**Exercices proposés:**
- a) Recopiez fidèlement le passage du texte sur la traversée du Canada, depuis «7) Ne fixez» jusqu'à «appris et grandi.» inclus.
- b) D'après le texte sur la traversée du Canada, dites si chaque énoncé est vrai en répondant par oui ou par non, puis citez mot pour mot les mots qui tranchent. (i) La personne qui s'exprime dit avoir battu le record. (ii) Un objectif réaliste est présenté comme le signe d'une peur de l'échec. (iii) La traversée du Canada à la course à pied date de 2014.
- c) Poursuivez le texte sur la traversée du Canada en enchaînant directement après sa dernière phrase.

***** Extrait du texte

6) Accumulez les expériences. Le mont Everest, la course du Sahara, la traversée du Canada à la course à pied (2014) et en vélo cette fois-ci. What’s next? La question est aussi fréquente que légitime. Les douleurs qui viennent avec ce type de parcours ne sont pas vraiment ce que je recherche. Ce que je recherche, ce sont des expériences qui enrichissent ma vie.
Succès ou échec, c’est rarement une préoccupation. Ce qui m’importe, c’est l’inévitable transformation intérieure. Voilà ce qui est vraiment précieux. Accumulez les expériences et créez des souvenirs avec ceux que vous aimez. C’est mon meilleur conseil pour être heureux.
7) Ne fixez pas des objectifs réalistes. Visez gros. Même si mon temps de traversée n’est pas gênant et somme toute très rapide, je n’ai pas battu le record. Je suis fier de m’être fixé un objectif très ambitieux; c’est précisément pour cette raison que j’ai autant appris et grandi.
Un objectif réaliste indique une peur de l’échec. Un objectif ambitieux est la démonstration d’un growth mindset et d’un engagement envers l’apprentissage.
Quand nous n’atteignons pas notre objectif, le résultat peut parfois être encore plus positif que ce que nous avions imaginé. La traversée du Canada m’a testé plus que tout ce que j’ai réalisé auparavant. J’avais des doutes sur mes capacités à compléter l’épreuve, mais j’en suis sorti plus inspiré que jamais.

**********
***** Documents fournis

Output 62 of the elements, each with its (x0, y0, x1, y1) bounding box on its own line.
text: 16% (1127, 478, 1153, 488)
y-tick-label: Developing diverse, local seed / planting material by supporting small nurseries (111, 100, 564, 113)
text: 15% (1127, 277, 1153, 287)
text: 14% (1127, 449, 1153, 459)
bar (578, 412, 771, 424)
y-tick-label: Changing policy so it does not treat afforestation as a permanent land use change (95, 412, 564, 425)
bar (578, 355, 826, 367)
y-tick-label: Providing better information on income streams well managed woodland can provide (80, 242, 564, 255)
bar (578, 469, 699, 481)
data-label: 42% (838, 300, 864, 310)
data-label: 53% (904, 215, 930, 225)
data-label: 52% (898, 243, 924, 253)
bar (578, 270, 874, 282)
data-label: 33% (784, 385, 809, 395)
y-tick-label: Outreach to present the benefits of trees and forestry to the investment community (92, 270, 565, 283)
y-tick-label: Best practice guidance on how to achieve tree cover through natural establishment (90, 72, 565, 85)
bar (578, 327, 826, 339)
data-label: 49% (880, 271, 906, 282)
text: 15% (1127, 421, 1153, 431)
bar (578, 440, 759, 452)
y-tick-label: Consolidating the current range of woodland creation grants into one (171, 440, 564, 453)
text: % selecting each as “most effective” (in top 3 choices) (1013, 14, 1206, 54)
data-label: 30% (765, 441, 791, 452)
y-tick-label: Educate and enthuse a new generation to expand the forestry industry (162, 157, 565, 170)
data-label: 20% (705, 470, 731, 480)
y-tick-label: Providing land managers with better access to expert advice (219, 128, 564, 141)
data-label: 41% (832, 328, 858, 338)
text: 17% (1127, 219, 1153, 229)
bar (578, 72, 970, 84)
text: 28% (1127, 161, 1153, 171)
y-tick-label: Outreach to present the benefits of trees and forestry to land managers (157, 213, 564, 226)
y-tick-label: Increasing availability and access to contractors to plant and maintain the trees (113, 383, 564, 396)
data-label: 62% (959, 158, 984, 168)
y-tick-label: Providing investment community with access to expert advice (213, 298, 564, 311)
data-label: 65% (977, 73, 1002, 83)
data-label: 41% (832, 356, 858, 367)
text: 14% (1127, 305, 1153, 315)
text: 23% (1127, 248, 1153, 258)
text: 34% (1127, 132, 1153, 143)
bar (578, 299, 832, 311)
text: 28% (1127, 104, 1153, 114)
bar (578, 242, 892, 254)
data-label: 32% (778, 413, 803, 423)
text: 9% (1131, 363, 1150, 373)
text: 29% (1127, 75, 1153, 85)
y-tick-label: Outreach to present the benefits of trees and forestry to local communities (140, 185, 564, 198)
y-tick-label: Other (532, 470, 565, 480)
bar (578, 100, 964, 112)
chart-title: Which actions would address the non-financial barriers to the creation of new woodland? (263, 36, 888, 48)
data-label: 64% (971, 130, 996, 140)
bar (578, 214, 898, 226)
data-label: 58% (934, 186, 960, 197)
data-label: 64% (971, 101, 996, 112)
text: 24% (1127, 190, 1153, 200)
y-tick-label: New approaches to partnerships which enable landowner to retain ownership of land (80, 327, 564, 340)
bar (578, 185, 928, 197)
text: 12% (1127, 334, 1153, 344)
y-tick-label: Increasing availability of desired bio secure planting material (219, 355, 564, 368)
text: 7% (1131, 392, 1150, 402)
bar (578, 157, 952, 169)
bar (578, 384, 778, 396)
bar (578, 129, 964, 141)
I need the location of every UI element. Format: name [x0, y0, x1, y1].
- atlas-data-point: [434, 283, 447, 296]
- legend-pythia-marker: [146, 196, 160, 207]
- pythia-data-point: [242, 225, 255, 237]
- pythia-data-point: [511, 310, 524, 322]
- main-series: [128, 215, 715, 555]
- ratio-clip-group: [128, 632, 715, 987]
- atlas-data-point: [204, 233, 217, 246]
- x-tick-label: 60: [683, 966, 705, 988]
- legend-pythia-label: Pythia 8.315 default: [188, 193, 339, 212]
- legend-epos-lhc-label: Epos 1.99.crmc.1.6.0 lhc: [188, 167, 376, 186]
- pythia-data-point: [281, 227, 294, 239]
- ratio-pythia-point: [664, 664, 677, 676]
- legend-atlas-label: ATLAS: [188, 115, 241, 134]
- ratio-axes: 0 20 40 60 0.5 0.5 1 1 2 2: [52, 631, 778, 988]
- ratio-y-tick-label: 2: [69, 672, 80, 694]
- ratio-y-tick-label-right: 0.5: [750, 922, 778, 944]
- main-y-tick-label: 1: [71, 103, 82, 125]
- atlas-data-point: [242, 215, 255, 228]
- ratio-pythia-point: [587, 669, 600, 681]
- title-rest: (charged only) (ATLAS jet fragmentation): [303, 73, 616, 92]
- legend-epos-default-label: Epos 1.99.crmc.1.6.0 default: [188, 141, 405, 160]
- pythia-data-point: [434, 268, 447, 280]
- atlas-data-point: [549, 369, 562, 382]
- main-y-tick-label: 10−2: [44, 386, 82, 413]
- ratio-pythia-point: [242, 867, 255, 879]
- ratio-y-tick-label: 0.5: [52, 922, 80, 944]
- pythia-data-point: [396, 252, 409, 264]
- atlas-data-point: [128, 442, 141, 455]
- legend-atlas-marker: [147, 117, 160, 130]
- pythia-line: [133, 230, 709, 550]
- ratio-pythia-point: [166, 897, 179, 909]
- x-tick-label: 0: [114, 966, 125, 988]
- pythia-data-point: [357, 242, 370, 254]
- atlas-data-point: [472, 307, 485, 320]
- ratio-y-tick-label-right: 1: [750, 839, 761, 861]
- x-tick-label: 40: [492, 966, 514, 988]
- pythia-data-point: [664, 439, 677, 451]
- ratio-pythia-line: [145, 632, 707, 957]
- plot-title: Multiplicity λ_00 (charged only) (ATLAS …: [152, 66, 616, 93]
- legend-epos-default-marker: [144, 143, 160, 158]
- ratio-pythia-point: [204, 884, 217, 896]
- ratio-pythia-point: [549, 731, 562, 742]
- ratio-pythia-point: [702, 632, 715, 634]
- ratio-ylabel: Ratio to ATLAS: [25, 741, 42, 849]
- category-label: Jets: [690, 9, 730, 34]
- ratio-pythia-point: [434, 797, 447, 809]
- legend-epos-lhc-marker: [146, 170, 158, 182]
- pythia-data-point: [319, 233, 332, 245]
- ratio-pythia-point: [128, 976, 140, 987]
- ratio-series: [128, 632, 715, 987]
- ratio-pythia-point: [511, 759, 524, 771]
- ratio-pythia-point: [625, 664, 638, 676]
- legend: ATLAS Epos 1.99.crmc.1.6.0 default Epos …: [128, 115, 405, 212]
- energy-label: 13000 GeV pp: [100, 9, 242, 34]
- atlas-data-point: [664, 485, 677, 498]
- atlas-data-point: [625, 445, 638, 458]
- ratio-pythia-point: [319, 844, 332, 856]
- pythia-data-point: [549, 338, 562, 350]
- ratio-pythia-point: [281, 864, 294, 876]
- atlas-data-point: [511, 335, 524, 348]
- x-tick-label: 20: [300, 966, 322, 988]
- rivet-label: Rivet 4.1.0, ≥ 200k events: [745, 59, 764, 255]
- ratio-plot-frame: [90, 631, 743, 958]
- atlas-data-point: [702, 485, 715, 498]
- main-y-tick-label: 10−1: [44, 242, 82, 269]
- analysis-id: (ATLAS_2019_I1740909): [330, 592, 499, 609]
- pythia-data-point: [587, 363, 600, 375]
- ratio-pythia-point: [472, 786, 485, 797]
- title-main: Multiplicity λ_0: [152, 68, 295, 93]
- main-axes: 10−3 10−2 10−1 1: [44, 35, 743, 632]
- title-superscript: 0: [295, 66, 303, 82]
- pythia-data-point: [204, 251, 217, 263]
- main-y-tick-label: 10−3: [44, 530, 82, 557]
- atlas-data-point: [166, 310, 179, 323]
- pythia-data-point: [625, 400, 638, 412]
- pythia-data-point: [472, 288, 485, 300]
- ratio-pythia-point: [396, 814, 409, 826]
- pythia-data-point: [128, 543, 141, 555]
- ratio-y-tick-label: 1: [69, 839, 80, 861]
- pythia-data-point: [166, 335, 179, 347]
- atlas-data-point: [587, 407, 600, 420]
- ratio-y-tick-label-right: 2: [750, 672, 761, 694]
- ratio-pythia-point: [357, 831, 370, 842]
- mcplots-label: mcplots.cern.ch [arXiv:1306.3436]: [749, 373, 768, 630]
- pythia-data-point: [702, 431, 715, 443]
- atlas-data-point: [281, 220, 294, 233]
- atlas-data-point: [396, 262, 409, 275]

**********

**Corrigé:**
- a)
7) Ne fixez pas des objectifs réalistes. Visez gros. Même si mon temps de traversée n’est pas gênant et somme toute très rapide, je n’ai pas battu le record. Je suis fier de m’être fixé un objectif très ambitieux; c’est précisément pour cette raison que j’ai autant appris et grandi.

- b)
(i) Non : « je n’ai pas battu le record ».
(ii) Oui : « Un objectif réaliste indique une peur de l’échec. »
(iii) Oui : « la traversée du Canada à la course à pied (2014) ».

- c)
Voilà pourquoi nous devons nous fixer de grands objectifs. Pour grandir. Pour apprendre. Pour se transformer. À la fin de ma traversée, je voyais de nouvelles possibilités et des façons de m’améliorer. J’étais motivé à retourner aux planches à dessin pour préparer quelque chose d’encore plus gros. Faire des choses difficiles nous aide à redéfinir ce que nous croyons possible.
Et quelle belle façon de conclure : deux jours après mon retour à la maison, j’ai complété mon inscription à la Race Across America (RAAM), l’épreuve d’ultra-cyclisme reconnue comme étant la plus difficile au monde. Il y a quelques années, même dans mes rêves les plus fous, jamais je n’aurais cru être capable de prendre part à une telle épreuve.
Ce que nous pouvons réaliser personnellement et professionnellement est en constante évolution. Si, et seulement si nous nous fixons des objectifs qui ne sont pas réalisables aujourd’hui.
Pour certains, c’est cinq kilomètres à la course, pour d’autres un marathon ou se lancer en affaires. Peu importe ce dont il s’agit pour vous, faites un premier pas et créez un mouvement irréversible.